------ Quoted passage ------
Posts Tagged ‘exclusion’

Who Feeds Hatred?

April 15, 2026

Ricardo F. Morín
Triangulation II
22″ x 30″
Body color, sanguine, sepia, and white out on paper
2008

Ricardo F. Morín

March 16, 2026

Oakland Park, Florida

 

Societies rarely recognize when language begins to prepare the conditions for hatred.  Long before violence appears, speech has already chaned how people see what is in front of them.  A group is no longer described by what it does, but by what it is made to stand for:  a “threat,” an “invasion,” a “corruption.”  Description yields to designation. 

In “Language, Judgment, and Freedom of Conscience:  On the Architecture of an Intellectual Position,” I examined how freedom of conscience depends on a steady link between what is seen, what is said, and how it is judged.  That link does not hold by itself.  Seeing something does not ensure naming it precisely, and naming it does not ensure judging it clearly.  When that link breaks, language stops following experience and begins to direct it.  Words no longer come after what happens; they tell people in advance what they are supposed to see, think, or conclude.  In that shift, the ability to judge for oneself begins to weaken, long before courts are bypassed or rights are set aside

 Once perception is shaped in advance, judgment no longer moves on its own.  Hostility no longer appears as a break but as something already contained in the way things are said.  A neighbor becomes “one of them.”  A disagreement becomes “an attack.”

Societies speak easily about hatred, yet rarely ask where it begins.  When violence becomes visible, the instinct is to find someone to blame.  The tyrant appears sufficient.  Yet this explanation soothes more than it explains.  It confines wrongdoing to individuals while leaving intact what made it possible:  repeated phrases, accepted labels, words no longer questioned.

A distinction is required.  To see clearly is not to hate.  To name brutality is not resentment but clarity.  To say “this act destroys a life” remains a description.  Hatred begins when the person is reduced to what must be removed.  Whoever speaks in that way adopts the same language he claims to reject.
------ Extracted material ------
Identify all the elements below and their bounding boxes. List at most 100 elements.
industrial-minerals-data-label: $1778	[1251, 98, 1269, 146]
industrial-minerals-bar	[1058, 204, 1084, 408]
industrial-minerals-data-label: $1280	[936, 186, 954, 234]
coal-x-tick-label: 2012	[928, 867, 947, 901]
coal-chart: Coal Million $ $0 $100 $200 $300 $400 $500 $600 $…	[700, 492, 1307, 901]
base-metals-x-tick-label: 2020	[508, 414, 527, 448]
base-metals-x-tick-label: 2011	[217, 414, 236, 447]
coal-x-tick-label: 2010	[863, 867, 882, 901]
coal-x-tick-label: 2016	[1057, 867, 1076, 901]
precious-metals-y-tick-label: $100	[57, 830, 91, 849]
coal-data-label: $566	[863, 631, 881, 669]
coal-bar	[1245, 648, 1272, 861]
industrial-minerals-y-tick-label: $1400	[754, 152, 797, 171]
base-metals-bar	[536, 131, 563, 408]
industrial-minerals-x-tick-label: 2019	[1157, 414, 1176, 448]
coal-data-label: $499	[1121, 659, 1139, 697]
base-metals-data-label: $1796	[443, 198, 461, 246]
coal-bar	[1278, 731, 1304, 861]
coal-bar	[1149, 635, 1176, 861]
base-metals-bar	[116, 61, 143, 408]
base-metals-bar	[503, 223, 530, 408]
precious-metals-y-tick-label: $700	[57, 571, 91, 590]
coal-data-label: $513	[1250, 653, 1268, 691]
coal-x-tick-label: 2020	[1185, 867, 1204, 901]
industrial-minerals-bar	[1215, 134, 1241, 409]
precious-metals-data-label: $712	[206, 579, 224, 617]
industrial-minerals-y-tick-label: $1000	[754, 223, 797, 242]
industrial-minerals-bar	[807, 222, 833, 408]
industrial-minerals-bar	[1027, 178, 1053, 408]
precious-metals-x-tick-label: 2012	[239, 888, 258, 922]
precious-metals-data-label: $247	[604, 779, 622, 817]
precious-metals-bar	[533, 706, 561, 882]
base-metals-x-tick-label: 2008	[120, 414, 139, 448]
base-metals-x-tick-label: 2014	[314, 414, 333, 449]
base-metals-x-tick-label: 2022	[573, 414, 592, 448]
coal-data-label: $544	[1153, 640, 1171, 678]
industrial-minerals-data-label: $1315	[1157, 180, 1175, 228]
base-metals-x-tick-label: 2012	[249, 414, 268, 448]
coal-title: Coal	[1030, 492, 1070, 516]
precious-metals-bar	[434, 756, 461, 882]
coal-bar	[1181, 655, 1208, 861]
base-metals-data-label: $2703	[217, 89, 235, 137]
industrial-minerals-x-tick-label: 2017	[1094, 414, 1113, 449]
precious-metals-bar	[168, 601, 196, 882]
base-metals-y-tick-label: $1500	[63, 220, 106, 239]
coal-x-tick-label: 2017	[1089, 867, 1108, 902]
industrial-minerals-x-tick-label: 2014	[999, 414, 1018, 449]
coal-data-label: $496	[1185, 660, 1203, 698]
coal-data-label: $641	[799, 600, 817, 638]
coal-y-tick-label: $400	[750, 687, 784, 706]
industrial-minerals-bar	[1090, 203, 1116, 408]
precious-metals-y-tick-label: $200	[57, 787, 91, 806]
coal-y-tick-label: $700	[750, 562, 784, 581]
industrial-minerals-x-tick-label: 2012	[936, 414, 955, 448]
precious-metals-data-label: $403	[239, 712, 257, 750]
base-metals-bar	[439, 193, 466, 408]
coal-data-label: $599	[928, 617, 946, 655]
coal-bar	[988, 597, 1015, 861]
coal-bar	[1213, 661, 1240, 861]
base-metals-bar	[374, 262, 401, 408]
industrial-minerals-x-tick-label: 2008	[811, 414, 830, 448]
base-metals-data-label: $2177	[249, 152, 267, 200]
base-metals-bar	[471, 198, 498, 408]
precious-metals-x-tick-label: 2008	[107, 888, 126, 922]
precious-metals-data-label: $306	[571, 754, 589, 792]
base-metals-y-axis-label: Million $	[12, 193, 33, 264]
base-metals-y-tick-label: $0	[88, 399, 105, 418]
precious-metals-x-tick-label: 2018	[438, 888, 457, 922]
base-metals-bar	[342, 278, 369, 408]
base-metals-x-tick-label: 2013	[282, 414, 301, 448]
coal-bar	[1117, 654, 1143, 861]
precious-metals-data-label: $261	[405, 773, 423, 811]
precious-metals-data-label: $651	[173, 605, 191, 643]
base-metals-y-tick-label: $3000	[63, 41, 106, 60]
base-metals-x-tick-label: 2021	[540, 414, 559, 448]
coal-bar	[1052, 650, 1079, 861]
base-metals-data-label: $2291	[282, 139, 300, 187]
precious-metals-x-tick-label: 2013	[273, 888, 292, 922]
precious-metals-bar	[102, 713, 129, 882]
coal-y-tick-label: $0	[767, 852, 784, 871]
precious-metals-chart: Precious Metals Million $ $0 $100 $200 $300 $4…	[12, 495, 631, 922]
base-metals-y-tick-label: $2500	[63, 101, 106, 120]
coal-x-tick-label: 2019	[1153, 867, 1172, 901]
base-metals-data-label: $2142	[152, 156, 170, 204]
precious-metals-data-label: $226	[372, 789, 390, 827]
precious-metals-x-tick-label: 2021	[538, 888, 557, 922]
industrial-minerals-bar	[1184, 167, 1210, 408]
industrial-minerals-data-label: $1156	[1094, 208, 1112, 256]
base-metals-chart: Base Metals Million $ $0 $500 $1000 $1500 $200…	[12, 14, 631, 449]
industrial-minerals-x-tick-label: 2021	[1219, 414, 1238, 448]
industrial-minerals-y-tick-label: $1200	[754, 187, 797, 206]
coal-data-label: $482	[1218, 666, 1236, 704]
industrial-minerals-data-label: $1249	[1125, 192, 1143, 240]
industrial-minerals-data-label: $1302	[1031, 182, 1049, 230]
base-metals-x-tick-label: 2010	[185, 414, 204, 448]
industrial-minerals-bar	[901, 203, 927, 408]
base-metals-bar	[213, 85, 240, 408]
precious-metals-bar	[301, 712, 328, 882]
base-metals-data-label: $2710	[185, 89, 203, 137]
------
Requirement 1:
Rewrite the rows as a numbered list, from the first row through the row holding "414, 236, 447]", both included, leaving out any blank lines.
Requirement 2:
Extend the essay on language and the origins of hatred, picking up after its final sentence.

Final answer 1:
1. Identify all the elements below and their bounding boxes. List at most 100 elements.
2. industrial-minerals-data-label: $1778	[1251, 98, 1269, 146]
3. industrial-minerals-bar	[1058, 204, 1084, 408]
4. industrial-minerals-data-label: $1280	[936, 186, 954, 234]
5. coal-x-tick-label: 2012	[928, 867, 947, 901]
6. coal-chart: Coal Million $ $0 $100 $200 $300 $400 $500 $600 $…	[700, 492, 1307, 901]
7. base-metals-x-tick-label: 2020	[508, 414, 527, 448]
8. base-metals-x-tick-label: 2011	[217, 414, 236, 447]

Final answer 2:
Ideologies that organize hostility do not arise in isolation.  They differ in name but share a simple rule:  people define who they are by pushing others out.  Where this rule takes hold, human worth no longer serves as a shared measure.  Public life divides between those who belong and those who do not.  Nazism in Europe, Chavismo in Venezuela, the MAGA movement in the United States, and forms of theocracy show how entire populations come to speak of others as enemies and to treat that division as necessary for order or purity.

What appears in Trump is not new.  It is what no longer needs to disguise itself.

Once this way of speaking takes hold, it does not remain confined to leaders or doctrine.  It spreads.  Some repeat it because they believe it.  Others repeat it to avoid trouble, to fit in, or to protect themselves.  Language changes.  Words stop pointing to people and begin to assign them a place.  The adversary becomes a threat; the threat becomes someone to despise.  A person is no longer called by name but by a label:  “illegal,” “traitor,” “infidel,” “enemy.”

Another confusion follows.  In the name of understanding, some begin to describe those who defend such ideas as misunderstood or wounded.  This posture appears balanced, yet it shifts attention toward those who exercise power and away from those who live under it.

This confusion rests on a deeper habit of thought.  Violence is often explained by pointing to personal wounds or exclusion.  There is truth in this.  Yet when applied everywhere, it removes responsibility.  Everyone is vulnerable.  Not everyone participates in organized harm.  That requires decisions, repeated words, and people willing to act on them.

The difference between ethics and moralizing appears here.  Moralizing sorts people into good and bad.  Ethics looks at what allows certain actions to take place and spread.  It does not turn the adversary into a monster, but it does not excuse what is done.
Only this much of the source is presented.